BEGIN
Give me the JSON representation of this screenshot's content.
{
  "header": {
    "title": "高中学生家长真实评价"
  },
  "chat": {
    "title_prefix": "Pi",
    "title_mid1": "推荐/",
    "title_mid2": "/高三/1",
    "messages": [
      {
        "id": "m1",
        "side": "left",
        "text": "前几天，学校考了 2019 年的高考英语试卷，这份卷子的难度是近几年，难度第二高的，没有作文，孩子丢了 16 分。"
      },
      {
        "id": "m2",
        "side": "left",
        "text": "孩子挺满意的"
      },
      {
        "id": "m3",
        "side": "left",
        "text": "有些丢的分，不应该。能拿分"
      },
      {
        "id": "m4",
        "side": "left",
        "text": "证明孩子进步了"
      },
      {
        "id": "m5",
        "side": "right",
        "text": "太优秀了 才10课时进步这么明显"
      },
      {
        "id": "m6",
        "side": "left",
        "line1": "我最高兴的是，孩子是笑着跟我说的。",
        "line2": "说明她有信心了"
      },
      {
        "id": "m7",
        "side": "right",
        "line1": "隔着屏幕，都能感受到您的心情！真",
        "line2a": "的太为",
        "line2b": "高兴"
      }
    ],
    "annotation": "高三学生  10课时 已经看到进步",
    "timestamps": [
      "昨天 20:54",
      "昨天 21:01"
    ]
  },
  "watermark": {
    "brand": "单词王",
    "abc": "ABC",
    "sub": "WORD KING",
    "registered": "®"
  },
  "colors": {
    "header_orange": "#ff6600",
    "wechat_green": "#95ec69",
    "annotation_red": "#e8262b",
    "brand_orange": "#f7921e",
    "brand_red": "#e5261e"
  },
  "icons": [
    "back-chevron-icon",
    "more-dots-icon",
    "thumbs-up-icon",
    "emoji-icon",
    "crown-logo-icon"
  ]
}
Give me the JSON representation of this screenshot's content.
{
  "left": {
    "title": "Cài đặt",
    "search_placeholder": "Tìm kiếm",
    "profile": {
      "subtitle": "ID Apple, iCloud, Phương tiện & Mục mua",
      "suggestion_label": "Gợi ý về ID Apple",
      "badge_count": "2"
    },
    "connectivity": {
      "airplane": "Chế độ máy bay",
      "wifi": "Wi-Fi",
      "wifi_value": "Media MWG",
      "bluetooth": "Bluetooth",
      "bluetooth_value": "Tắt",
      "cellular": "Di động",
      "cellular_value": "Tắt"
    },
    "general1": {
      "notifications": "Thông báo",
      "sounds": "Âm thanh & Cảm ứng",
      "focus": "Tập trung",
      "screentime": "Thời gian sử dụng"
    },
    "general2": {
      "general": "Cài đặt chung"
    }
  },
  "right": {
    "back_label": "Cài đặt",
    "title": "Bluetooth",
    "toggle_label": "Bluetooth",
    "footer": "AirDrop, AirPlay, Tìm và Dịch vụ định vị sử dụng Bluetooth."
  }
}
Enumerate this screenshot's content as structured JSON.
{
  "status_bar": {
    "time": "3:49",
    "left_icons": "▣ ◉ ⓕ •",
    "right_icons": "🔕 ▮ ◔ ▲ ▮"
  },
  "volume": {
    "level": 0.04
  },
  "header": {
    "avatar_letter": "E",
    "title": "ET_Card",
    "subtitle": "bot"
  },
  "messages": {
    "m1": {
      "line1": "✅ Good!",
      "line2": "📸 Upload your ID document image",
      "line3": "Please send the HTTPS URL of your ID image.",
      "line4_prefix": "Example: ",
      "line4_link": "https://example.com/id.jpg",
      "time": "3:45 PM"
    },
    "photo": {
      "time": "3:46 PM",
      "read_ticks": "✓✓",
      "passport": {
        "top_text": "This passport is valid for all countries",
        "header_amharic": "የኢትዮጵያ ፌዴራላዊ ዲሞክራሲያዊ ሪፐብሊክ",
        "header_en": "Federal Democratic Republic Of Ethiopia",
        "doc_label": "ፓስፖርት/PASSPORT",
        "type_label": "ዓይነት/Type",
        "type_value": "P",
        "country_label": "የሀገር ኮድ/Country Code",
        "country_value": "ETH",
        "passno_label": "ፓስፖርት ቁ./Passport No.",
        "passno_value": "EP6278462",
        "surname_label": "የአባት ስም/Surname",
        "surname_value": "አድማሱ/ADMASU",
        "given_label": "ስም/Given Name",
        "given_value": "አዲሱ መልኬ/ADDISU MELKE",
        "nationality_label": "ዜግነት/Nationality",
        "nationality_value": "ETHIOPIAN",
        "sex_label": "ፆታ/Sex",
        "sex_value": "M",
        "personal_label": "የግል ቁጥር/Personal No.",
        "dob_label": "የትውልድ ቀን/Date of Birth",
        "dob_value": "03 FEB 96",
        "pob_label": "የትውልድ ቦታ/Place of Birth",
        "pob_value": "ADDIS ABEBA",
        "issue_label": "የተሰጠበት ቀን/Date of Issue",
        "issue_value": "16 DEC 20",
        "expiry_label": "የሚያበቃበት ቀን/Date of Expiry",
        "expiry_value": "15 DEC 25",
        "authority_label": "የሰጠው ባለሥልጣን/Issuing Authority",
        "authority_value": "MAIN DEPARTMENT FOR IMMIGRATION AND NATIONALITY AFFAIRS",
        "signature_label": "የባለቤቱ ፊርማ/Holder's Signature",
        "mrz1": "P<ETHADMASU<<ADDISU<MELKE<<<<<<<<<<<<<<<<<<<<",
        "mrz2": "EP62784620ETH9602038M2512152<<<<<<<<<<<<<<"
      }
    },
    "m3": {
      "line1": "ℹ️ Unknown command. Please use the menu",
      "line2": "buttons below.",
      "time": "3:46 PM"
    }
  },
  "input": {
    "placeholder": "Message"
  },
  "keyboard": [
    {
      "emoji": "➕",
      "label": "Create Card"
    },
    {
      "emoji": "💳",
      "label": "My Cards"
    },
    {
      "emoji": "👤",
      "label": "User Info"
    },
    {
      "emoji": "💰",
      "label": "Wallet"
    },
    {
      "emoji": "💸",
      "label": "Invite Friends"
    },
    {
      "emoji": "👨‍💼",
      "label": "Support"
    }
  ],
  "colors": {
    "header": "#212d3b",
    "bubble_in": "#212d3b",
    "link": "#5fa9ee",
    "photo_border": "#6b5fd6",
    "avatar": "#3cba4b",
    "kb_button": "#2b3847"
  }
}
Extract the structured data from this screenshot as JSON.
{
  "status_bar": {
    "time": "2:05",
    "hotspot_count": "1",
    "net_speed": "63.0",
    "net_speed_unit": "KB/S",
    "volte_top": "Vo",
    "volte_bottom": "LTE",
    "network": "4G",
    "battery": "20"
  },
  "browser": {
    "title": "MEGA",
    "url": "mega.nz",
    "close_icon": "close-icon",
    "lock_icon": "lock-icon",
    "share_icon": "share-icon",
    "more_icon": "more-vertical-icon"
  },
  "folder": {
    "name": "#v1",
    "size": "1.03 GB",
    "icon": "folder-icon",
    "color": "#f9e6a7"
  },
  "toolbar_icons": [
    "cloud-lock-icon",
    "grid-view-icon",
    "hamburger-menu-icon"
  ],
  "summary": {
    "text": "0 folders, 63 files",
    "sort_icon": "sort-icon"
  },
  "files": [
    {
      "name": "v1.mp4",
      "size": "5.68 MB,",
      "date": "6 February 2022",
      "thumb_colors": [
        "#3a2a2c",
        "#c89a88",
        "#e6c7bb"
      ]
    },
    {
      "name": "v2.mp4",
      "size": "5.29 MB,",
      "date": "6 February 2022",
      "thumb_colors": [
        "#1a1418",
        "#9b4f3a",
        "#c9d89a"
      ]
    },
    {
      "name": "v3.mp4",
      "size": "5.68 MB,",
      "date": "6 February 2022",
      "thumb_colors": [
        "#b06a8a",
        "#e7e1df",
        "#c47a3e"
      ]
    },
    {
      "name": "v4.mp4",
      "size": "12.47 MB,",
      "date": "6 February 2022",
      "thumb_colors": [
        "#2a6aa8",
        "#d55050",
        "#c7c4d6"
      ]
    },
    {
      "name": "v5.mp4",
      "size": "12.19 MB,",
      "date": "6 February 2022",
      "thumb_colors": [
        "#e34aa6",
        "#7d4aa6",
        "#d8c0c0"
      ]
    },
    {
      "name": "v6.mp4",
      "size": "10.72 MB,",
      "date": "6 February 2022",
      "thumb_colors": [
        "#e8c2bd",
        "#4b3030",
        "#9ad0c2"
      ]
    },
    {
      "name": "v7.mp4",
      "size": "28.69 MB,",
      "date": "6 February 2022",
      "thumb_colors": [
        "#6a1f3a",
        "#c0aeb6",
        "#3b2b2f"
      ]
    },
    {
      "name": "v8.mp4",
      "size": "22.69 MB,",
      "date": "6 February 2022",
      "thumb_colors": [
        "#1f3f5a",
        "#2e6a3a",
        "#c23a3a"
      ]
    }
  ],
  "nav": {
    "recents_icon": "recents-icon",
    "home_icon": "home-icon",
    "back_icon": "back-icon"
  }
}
END
**Work to complete:** From the entries above, list each line with "የትውልድ" in it.

**Exercise result:**
        "dob_label": "የትውልድ ቀን/Date of Birth",
        "pob_label": "የትውልድ ቦታ/Place of Birth",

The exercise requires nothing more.